What you need to do: Repeat each line exactly as it is written.

Records for the task:
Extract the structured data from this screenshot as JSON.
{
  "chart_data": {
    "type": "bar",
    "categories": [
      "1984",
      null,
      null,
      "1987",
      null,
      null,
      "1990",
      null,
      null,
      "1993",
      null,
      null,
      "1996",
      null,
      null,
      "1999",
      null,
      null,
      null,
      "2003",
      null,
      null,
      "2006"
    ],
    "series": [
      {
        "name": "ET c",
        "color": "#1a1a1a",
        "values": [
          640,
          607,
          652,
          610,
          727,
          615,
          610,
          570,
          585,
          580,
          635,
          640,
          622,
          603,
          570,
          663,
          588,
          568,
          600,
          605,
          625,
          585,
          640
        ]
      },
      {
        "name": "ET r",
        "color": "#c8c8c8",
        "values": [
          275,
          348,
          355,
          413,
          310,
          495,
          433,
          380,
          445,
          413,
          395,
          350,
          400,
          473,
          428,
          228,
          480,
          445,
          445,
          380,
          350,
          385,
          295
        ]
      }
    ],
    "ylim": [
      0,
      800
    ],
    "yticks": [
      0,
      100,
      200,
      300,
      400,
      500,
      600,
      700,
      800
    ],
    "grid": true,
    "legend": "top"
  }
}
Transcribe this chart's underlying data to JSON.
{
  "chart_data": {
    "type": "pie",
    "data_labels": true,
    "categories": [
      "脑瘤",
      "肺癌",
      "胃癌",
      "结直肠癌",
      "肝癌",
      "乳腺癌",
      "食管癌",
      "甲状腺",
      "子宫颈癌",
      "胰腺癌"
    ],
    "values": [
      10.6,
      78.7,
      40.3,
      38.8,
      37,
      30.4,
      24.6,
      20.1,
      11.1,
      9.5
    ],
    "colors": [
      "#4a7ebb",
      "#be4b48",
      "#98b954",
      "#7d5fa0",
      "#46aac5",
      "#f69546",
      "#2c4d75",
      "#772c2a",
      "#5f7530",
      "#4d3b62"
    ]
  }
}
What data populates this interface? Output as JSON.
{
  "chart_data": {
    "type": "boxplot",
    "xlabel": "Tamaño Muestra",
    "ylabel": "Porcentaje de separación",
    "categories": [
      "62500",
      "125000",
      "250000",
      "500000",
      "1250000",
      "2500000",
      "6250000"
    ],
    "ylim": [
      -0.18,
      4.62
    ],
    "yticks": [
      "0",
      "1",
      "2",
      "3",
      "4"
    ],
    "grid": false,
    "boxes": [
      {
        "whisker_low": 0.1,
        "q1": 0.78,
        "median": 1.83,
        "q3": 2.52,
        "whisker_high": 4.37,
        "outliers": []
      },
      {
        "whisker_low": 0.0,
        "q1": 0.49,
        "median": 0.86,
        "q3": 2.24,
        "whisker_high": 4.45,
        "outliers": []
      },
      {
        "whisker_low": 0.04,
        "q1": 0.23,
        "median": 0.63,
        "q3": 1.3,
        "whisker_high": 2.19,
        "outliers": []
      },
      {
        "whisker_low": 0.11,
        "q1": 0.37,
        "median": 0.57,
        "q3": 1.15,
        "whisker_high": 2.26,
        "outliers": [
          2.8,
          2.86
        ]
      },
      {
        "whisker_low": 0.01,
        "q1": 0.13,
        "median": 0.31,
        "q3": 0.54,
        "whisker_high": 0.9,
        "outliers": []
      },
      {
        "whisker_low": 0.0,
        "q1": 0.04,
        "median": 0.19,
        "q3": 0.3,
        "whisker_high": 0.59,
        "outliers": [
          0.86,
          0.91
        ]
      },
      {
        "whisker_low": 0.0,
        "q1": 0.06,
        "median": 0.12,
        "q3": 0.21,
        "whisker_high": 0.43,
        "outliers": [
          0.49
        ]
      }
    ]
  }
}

Solution for this exercise:
Extract the structured data from this screenshot as JSON.
{
  "chart_data": {
    "type": "bar",
    "categories": [
      "1984",
      null,
      null,
      "1987",
      null,
      null,
      "1990",
      null,
      null,
      "1993",
      null,
      null,
      "1996",
      null,
      null,
      "1999",
      null,
      null,
      null,
      "2003",
      null,
      null,
      "2006"
    ],
    "series": [
      {
        "name": "ET c",
        "color": "#1a1a1a",
        "values": [
          640,
          607,
          652,
          610,
          727,
          615,
          610,
          570,
          585,
          580,
          635,
          640,
          622,
          603,
          570,
          663,
          588,
          568,
          600,
          605,
          625,
          585,
          640
        ]
      },
      {
        "name": "ET r",
        "color": "#c8c8c8",
        "values": [
          275,
          348,
          355,
          413,
          310,
          495,
          433,
          380,
          445,
          413,
          395,
          350,
          400,
          473,
          428,
          228,
          480,
          445,
          445,
          380,
          350,
          385,
          295
        ]
      }
    ],
    "ylim": [
      0,
      800
    ],
    "yticks": [
      0,
      100,
      200,
      300,
      400,
      500,
      600,
      700,
      800
    ],
    "grid": true,
    "legend": "top"
  }
}
Transcribe this chart's underlying data to JSON.
{
  "chart_data": {
    "type": "pie",
    "data_labels": true,
    "categories": [
      "脑瘤",
      "肺癌",
      "胃癌",
      "结直肠癌",
      "肝癌",
      "乳腺癌",
      "食管癌",
      "甲状腺",
      "子宫颈癌",
      "胰腺癌"
    ],
    "values": [
      10.6,
      78.7,
      40.3,
      38.8,
      37,
      30.4,
      24.6,
      20.1,
      11.1,
      9.5
    ],
    "colors": [
      "#4a7ebb",
      "#be4b48",
      "#98b954",
      "#7d5fa0",
      "#46aac5",
      "#f69546",
      "#2c4d75",
      "#772c2a",
      "#5f7530",
      "#4d3b62"
    ]
  }
}
What data populates this interface? Output as JSON.
{
  "chart_data": {
    "type": "boxplot",
    "xlabel": "Tamaño Muestra",
    "ylabel": "Porcentaje de separación",
    "categories": [
      "62500",
      "125000",
      "250000",
      "500000",
      "1250000",
      "2500000",
      "6250000"
    ],
    "ylim": [
      -0.18,
      4.62
    ],
    "yticks": [
      "0",
      "1",
      "2",
      "3",
      "4"
    ],
    "grid": false,
    "boxes": [
      {
        "whisker_low": 0.1,
        "q1": 0.78,
        "median": 1.83,
        "q3": 2.52,
        "whisker_high": 4.37,
        "outliers": []
      },
      {
        "whisker_low": 0.0,
        "q1": 0.49,
        "median": 0.86,
        "q3": 2.24,
        "whisker_high": 4.45,
        "outliers": []
      },
      {
        "whisker_low": 0.04,
        "q1": 0.23,
        "median": 0.63,
        "q3": 1.3,
        "whisker_high": 2.19,
        "outliers": []
      },
      {
        "whisker_low": 0.11,
        "q1": 0.37,
        "median": 0.57,
        "q3": 1.15,
        "whisker_high": 2.26,
        "outliers": [
          2.8,
          2.86
        ]
      },
      {
        "whisker_low": 0.01,
        "q1": 0.13,
        "median": 0.31,
        "q3": 0.54,
        "whisker_high": 0.9,
        "outliers": []
      },
      {
        "whisker_low": 0.0,
        "q1": 0.04,
        "median": 0.19,
        "q3": 0.3,
        "whisker_high": 0.59,
        "outliers": [
          0.86,
          0.91
        ]
      },
      {
        "whisker_low": 0.0,
        "q1": 0.06,
        "median": 0.12,
        "q3": 0.21,
        "whisker_high": 0.43,
        "outliers": [
          0.49
        ]
      }
    ]
  }
}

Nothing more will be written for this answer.